Your objective —
All lines in the data bearing the string "시즌성적" should be identified and copied.
☆ ☆ ☆ ☆
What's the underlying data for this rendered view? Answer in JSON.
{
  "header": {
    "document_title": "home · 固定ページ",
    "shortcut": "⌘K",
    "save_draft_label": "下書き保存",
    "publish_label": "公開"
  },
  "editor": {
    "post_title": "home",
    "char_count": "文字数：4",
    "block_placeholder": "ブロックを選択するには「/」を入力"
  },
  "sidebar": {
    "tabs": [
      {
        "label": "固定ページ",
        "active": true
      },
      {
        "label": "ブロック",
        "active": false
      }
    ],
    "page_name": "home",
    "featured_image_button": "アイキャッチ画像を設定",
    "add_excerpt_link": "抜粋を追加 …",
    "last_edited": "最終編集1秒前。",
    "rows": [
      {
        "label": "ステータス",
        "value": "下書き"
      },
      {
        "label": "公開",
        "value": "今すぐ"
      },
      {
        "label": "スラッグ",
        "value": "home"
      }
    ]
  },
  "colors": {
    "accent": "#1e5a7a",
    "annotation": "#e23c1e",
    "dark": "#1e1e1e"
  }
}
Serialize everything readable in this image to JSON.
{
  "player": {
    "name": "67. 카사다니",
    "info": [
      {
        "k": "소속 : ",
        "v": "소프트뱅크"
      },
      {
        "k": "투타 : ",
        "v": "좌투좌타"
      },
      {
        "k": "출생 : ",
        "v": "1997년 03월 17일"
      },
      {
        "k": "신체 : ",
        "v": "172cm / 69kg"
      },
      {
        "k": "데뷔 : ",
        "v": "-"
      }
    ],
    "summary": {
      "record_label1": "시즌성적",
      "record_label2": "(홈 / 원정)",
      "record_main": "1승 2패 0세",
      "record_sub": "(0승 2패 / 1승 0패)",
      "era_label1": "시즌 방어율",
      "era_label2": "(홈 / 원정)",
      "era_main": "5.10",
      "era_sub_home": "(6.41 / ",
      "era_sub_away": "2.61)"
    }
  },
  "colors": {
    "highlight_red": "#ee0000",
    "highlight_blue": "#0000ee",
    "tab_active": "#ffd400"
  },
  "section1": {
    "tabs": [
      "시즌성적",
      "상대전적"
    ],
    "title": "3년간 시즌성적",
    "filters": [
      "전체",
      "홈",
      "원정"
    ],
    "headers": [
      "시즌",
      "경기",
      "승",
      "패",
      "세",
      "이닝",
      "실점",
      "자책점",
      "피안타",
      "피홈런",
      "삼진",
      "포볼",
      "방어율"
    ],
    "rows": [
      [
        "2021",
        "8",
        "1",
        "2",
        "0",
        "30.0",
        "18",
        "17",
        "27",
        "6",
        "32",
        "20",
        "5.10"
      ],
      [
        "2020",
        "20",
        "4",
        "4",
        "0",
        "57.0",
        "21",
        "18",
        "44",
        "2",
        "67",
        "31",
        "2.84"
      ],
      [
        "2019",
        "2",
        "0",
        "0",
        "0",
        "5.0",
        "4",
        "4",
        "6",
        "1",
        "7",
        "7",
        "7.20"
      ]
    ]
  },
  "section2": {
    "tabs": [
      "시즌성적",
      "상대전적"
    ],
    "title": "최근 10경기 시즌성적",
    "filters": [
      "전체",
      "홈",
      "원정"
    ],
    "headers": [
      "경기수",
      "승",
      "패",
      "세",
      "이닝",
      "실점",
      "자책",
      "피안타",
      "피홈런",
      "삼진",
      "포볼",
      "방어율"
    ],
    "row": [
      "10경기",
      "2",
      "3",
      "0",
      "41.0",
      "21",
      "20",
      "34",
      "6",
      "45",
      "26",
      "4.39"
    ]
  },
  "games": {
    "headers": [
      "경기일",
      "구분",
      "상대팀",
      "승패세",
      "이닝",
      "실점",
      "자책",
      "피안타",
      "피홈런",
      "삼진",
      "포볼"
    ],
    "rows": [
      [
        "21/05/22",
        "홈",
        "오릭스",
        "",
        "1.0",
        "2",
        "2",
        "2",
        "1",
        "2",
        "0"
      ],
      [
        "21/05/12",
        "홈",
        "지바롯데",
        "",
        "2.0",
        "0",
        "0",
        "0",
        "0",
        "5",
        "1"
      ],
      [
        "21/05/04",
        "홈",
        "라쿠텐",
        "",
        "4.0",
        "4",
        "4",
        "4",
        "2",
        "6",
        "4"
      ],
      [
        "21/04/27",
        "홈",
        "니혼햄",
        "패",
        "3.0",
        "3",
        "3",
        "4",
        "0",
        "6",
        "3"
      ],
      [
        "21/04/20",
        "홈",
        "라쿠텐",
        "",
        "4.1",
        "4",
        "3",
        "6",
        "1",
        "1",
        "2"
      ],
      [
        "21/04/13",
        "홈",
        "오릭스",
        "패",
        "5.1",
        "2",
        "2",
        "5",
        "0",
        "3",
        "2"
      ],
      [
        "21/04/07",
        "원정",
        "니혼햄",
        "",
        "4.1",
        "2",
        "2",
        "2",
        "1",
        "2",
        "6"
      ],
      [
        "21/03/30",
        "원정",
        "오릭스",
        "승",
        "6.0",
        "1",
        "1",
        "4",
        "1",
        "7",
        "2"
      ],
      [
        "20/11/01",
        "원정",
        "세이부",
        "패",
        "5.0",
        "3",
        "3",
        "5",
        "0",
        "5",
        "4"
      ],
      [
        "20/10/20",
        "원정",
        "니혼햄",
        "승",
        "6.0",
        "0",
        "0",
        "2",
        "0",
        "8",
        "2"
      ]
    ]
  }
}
☆ ☆ ☆ ☆
Solution for this problem —
      "record_label1": "시즌성적",
      "시즌성적",
    "title": "3년간 시즌성적",
      "시즌성적",
    "title": "최근 10경기 시즌성적",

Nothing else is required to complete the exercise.